What this exercise asks:
A. According to the forum discussion about priest rules, which book contains the spheres system for customizing clerics' spell lists to their religion?
B. Continue the forum discussion about priest rules from its final sentence.

No, it's like you already own a house, and somebody's selling other houses you don't care for. It doesn't affect you, the owner of a perfectly serviceable house, but when you talk to people who like those houses and people who are selling them, it annoys you that they boost them, or say bad things about your house. That's the difference between play and community discussion.
 

M.L. Martin

Adventurer
Perhaps you've never read the Complete Priests' Handbook... The whole bit with the spheres and whatnot that allowed you to customize clerics' spell lists to their religion is in the 2e PHB (building off of concepts introduced in the 1e Dragonlance hardcover). The Complete book doesn't have any new ideas on that front, but rather has a system for designing custom priests mechanically that always results in a class vastly underpowered compared to the standard cleric & druid. I seem to recall one gem of an example priest that had minor access to a sphere that had no 1st-3rd level spells... I felt robbed that I had paid money for that one.

Supplied records:

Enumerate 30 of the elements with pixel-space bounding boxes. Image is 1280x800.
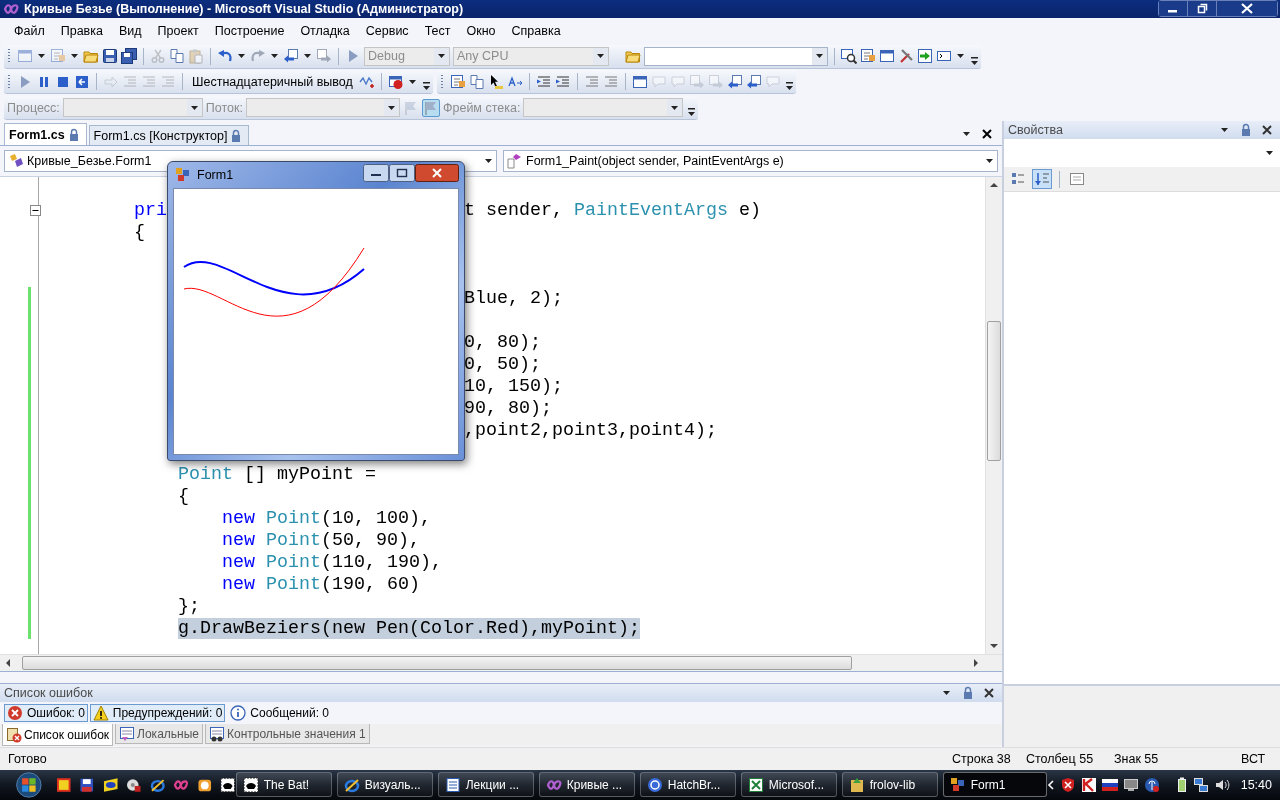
form-title: Form1 [197, 168, 234, 183]
code-text: pri [134, 199, 167, 221]
code-text: new Point(190, 60) [221, 573, 420, 595]
line-number: Строка 38 [952, 752, 1012, 767]
insert-mode: ВСТ [1241, 752, 1267, 767]
char-number: Знак 55 [1114, 752, 1160, 767]
code-text: t sender, PaintEventArgs e) [463, 199, 761, 221]
code-text: new Point(10, 100), [221, 507, 431, 529]
code-text: { [177, 485, 189, 507]
code-text: new Point(50, 90), [221, 529, 420, 551]
code-text: ,point2,point3,point4); [463, 419, 717, 441]
code-text: g.DrawBeziers(new Pen(Color.Red),myPoint); [177, 617, 640, 639]
panel-title: Список ошибок [4, 686, 93, 701]
window-title: Кривые Безье (Выполнение) - Microsoft Visual Studio (Администратор) [24, 1, 464, 16]
code-text: }; [177, 595, 200, 617]
column-number: Столбец 55 [1026, 752, 1095, 767]
code-text: 90, 80); [463, 397, 552, 419]
code-text: new Point(110, 190), [221, 551, 442, 573]
field-label: Поток: [205, 100, 243, 115]
clock: 15:40 [1240, 777, 1272, 792]
code-text: 0, 50); [463, 353, 541, 375]
field-label: Фрейм стека: [443, 100, 521, 115]
code-text: 0, 80); [463, 331, 541, 353]
code-text: { [134, 221, 145, 243]
status-message: Готово [8, 752, 47, 767]
code-text: 10, 150); [463, 375, 563, 397]
code-text: Blue, 2); [463, 287, 563, 309]
code-text: Point [] myPoint = [177, 463, 376, 485]
panel-title: Свойства [1008, 123, 1063, 138]
field-label: Процесс: [7, 100, 60, 115]
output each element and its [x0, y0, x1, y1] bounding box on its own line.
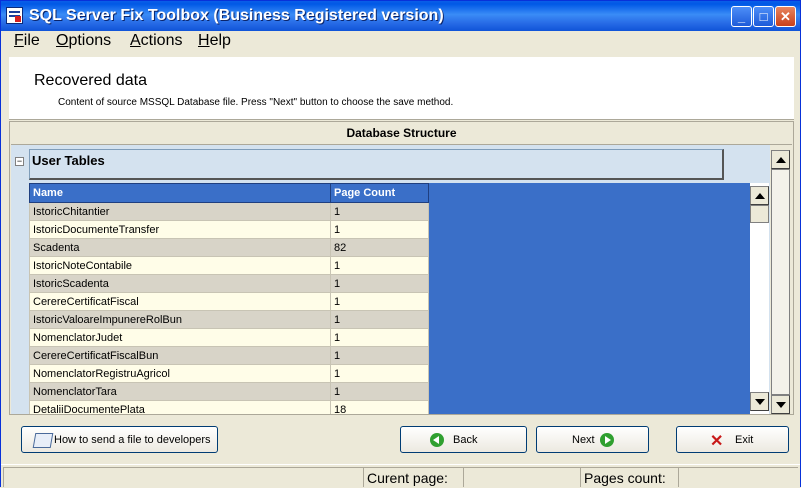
- table-row[interactable]: NomenclatorJudet 1: [29, 328, 429, 347]
- menu-options[interactable]: Options: [56, 32, 111, 50]
- table-cell-name[interactable]: CerereCertificatFiscal: [29, 292, 331, 311]
- arrow-up-icon: [755, 193, 765, 199]
- table-row[interactable]: DetaliiDocumentePlata 18: [29, 400, 429, 414]
- table-cell-name[interactable]: IstoricValoareImpunereRolBun: [29, 310, 331, 329]
- next-arrow-icon: [600, 433, 614, 447]
- table-row[interactable]: IstoricDocumenteTransfer 1: [29, 220, 429, 239]
- structure-scroll-track[interactable]: [771, 169, 790, 395]
- table-cell-page-count[interactable]: 1: [330, 382, 429, 401]
- user-tables-header[interactable]: User Tables: [29, 149, 724, 180]
- table-cell-name[interactable]: IstoricChitantier: [29, 202, 331, 221]
- content-panel: Database Structure − User Tables Name Pa…: [9, 121, 794, 415]
- exit-button[interactable]: ✕ Exit: [676, 426, 789, 453]
- page-title: Recovered data: [34, 72, 147, 89]
- table-cell-page-count[interactable]: 1: [330, 292, 429, 311]
- status-pages-count-label: Pages count:: [580, 467, 678, 487]
- table-cell-name[interactable]: Scadenta: [29, 238, 331, 257]
- structure-view: − User Tables Name Page Count IstoricChi…: [11, 145, 770, 414]
- table-row[interactable]: NomenclatorRegistruAgricol 1: [29, 364, 429, 383]
- table-cell-name[interactable]: IstoricScadenta: [29, 274, 331, 293]
- send-file-button[interactable]: How to send a file to developers: [21, 426, 218, 453]
- table-cell-page-count[interactable]: 18: [330, 400, 429, 414]
- table-cell-page-count[interactable]: 1: [330, 274, 429, 293]
- grid-body: IstoricChitantier 1 IstoricDocumenteTransf…: [29, 202, 429, 414]
- table-cell-name[interactable]: DetaliiDocumentePlata: [29, 400, 331, 414]
- table-cell-page-count[interactable]: 1: [330, 364, 429, 383]
- app-icon[interactable]: [6, 7, 23, 24]
- table-cell-page-count[interactable]: 1: [330, 310, 429, 329]
- next-button[interactable]: Next: [536, 426, 649, 453]
- table-cell-page-count[interactable]: 1: [330, 256, 429, 275]
- column-header-name[interactable]: Name: [29, 183, 331, 203]
- title-bar[interactable]: SQL Server Fix Toolbox (Business Registe…: [1, 1, 800, 31]
- grid-scrollbar[interactable]: [750, 183, 769, 414]
- table-row[interactable]: IstoricScadenta 1: [29, 274, 429, 293]
- minimize-icon: _: [737, 9, 746, 24]
- window-title: SQL Server Fix Toolbox (Business Registe…: [29, 7, 444, 24]
- page-subtitle: Content of source MSSQL Database file. P…: [58, 97, 454, 108]
- table-cell-page-count[interactable]: 1: [330, 220, 429, 239]
- table-row[interactable]: Scadenta 82: [29, 238, 429, 257]
- column-header-page-count[interactable]: Page Count: [330, 183, 429, 203]
- menu-bar: File Options Actions Help: [1, 31, 800, 53]
- table-cell-page-count[interactable]: 1: [330, 346, 429, 365]
- menu-actions[interactable]: Actions: [130, 32, 182, 50]
- table-cell-page-count[interactable]: 82: [330, 238, 429, 257]
- table-row[interactable]: CerereCertificatFiscal 1: [29, 292, 429, 311]
- user-tables-title: User Tables: [32, 153, 105, 168]
- menu-help[interactable]: Help: [198, 32, 231, 50]
- exit-x-icon: ✕: [710, 433, 724, 450]
- structure-scroll-down-button[interactable]: [771, 395, 790, 414]
- close-icon: ✕: [780, 9, 791, 24]
- back-button[interactable]: Back: [400, 426, 527, 453]
- table-cell-name[interactable]: IstoricNoteContabile: [29, 256, 331, 275]
- table-row[interactable]: NomenclatorTara 1: [29, 382, 429, 401]
- status-current-page-value: [463, 467, 580, 487]
- status-bar: Curent page: Pages count:: [1, 464, 800, 488]
- arrow-up-icon: [776, 157, 786, 163]
- collapse-icon[interactable]: −: [15, 157, 24, 166]
- tables-grid: Name Page Count IstoricChitantier 1 Istori…: [29, 183, 769, 414]
- tables-table: Name Page Count IstoricChitantier 1 Istori…: [29, 183, 429, 414]
- table-cell-page-count[interactable]: 1: [330, 328, 429, 347]
- status-cell-empty: [3, 467, 363, 487]
- arrow-down-icon: [755, 399, 765, 405]
- table-row[interactable]: CerereCertificatFiscalBun 1: [29, 346, 429, 365]
- grid-scroll-up-button[interactable]: [750, 186, 769, 205]
- grid-scroll-thumb[interactable]: [750, 205, 769, 223]
- maximize-icon: □: [759, 9, 768, 24]
- structure-scrollbar[interactable]: [771, 150, 790, 414]
- table-cell-name[interactable]: NomenclatorJudet: [29, 328, 331, 347]
- header-panel: Recovered data Content of source MSSQL D…: [9, 57, 794, 120]
- app-window: SQL Server Fix Toolbox (Business Registe…: [0, 0, 801, 488]
- close-button[interactable]: ✕: [775, 6, 796, 27]
- grid-header-row: Name Page Count: [29, 183, 429, 203]
- status-pages-count-value: [678, 467, 798, 487]
- table-cell-name[interactable]: NomenclatorTara: [29, 382, 331, 401]
- table-cell-name[interactable]: IstoricDocumenteTransfer: [29, 220, 331, 239]
- back-arrow-icon: [430, 433, 444, 447]
- minimize-button[interactable]: _: [731, 6, 752, 27]
- grid-scroll-down-button[interactable]: [750, 392, 769, 411]
- structure-scroll-up-button[interactable]: [771, 150, 790, 169]
- send-file-icon: [32, 433, 54, 448]
- status-current-page-label: Curent page:: [363, 467, 463, 487]
- table-row[interactable]: IstoricNoteContabile 1: [29, 256, 429, 275]
- table-row[interactable]: IstoricValoareImpunereRolBun 1: [29, 310, 429, 329]
- table-cell-name[interactable]: CerereCertificatFiscalBun: [29, 346, 331, 365]
- database-structure-header: Database Structure: [11, 123, 792, 145]
- table-row[interactable]: IstoricChitantier 1: [29, 202, 429, 221]
- table-cell-name[interactable]: NomenclatorRegistruAgricol: [29, 364, 331, 383]
- table-cell-page-count[interactable]: 1: [330, 202, 429, 221]
- maximize-button[interactable]: □: [753, 6, 774, 27]
- arrow-down-icon: [776, 402, 786, 408]
- menu-file[interactable]: File: [14, 32, 40, 50]
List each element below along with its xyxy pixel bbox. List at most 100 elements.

The answers:
A. The 2e PHB.

B.
Given the design advice on the cleric hidden in the book (it's at the end of the Roleplaying chapter, where it strongly suggests you reduce the cleric to All and two other major spheres and two minor spheres), and the way other priestly classes looked when they were apparently designed to balance with the core cleric (I'm thinking of the crusader and what I heard about FR specialty priests), I think the CPH's priest design was not a mistake, but a deliberate attempt to kill CoDzilla in its cradle. :)
 


catsclaw227

First Post
I focus on bloodied because all that it could mean and the mountains of examples I can provide off the top of my head for it.

"The man in fornt of you is bloodied."

A: He is at half HP or less?
B: He is covered in blood?
B1: His own blood meaning he is weaker than his norm?
B2: Someone else's blood?
B2a: If was not intended and this person is not a threat?
B2b: He covered himself in someone else's blood to feign weakness?

That one word can mean so many things, but including it to a game mechanic was not good. I also wouldn't mind it being called doohickey, or thingamajig.
What's wrong with using the word "bloodied" as a term describing a game condition or mechanic? I mean, we have "level" with a lot of meanings.

And if the word bloodied is bothering you, then why can't a DM use his expanded vocabulary that you insist the designers use.

Why doesn't the DM just say: "You see a man soaked in blood." instead of saying "the man is bloodied"?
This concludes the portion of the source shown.